START Source text

Continuent Blog: Exploiting the Powerful Filtering Capabilities of Tungsten Replicator

Blog

Introduction

Tungsten Replicator is a core component within the Tungsten Clustering product and is responsible for the movement of data between nodes. However, this powerful tool can also be used as a standalone product and has a wealth of features, not least of all the ability to replicate from MySQL into a range of heterogeneous targets such as Oracle, PostgreSQL, Redshift, Mongo and more.

We were recently working with a customer that is using the Tungsten Machine Image (TMI) available in AWS and Google GCP, and wanted to explore one of the more complex topologies and features of the replicator, specifically the Fan-In topology to replicate from MySQL into Redshift.

In this short blog I will outline how we achieved this with the use of three very simple, but very powerful filters.

The Use Case

The customer has a multi-tenant environment, with each of their customers having their own schema within a single AWS Aurora source. Each schema contains a number of tables, but all identical in structure across the schemas.

As part of their BI reporting requirements, they have a need to replicate this data into Redshift, however they want to merge and tag the data - so for example in the source, in each schema, they will have a table called `custdata`, for example, `customer1`.`custdata`, `customer2`.`custdata` and so on.

In Redshift they want one single schema, and one single `custdata` table that contains all the data merged from customer1, customer2… but they want each row tagged with the source schema that it came from, so they could cross reference each row of data to the specific source.

See the diagram below for a clearer representation of the requirements.

END Source text
START Data provided

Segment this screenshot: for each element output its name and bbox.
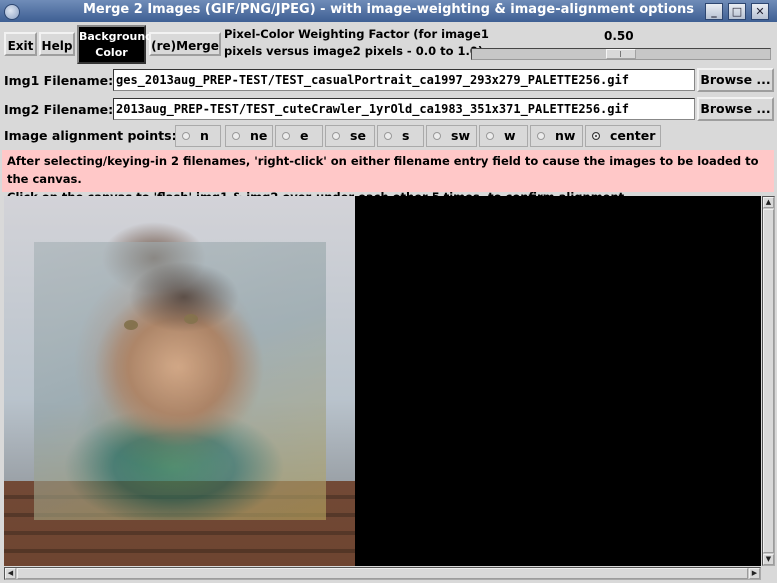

END Data provided

• Exercise requirements:
**A.** Using the Tungsten Replicator blog post, answer these:
(i) Which topology did the customer want to explore for replicating from MySQL into Redshift?
(ii) In what kind of source does each of the customer's customers have its own schema?
(iii) How many filters does the writer say were used to achieve this?
**B.** Resume the Tungsten Replicator blog post, starting after its final sentence.
The lines have no connection to the text.

• Responses:
**A.**
(i) The Fan-In topology.
(ii) A single AWS Aurora source.
(iii) Three.

**B.**
Currently, they are using a tool called Matillion, a powerful ETL tool that does work for them. However, the current process started with nightly syncs, but as the data grew this wasn’t sufficient, so they switched to hourly syncs, as the data has grown further this is also now becoming an issue with each hourly run almost not completing before the next begins. This is then having a knock-on effect to their downstream business needs.

Whilst Tungsten Replicator is not an ETL tool per se, the simple requirement in this use case is something we can achieve, and achieve well. Let’s explore the solution.

The Solution

In this instance, because all of the multi-tenant data is in a single Aurora source, the configuration is actually very simple.

To start, we configured a simple extractor against Aurora. Because we are writing out to a non-MySQL target (Redshift) we needed two extra options in the extractor:

enable-batch-master=true
enable-heterogeneous-service=true

These options will ensure that we capture all of the relevant metadata we need and store this in the THL so that we can restructure the transactions to be compatible with the Redshift target.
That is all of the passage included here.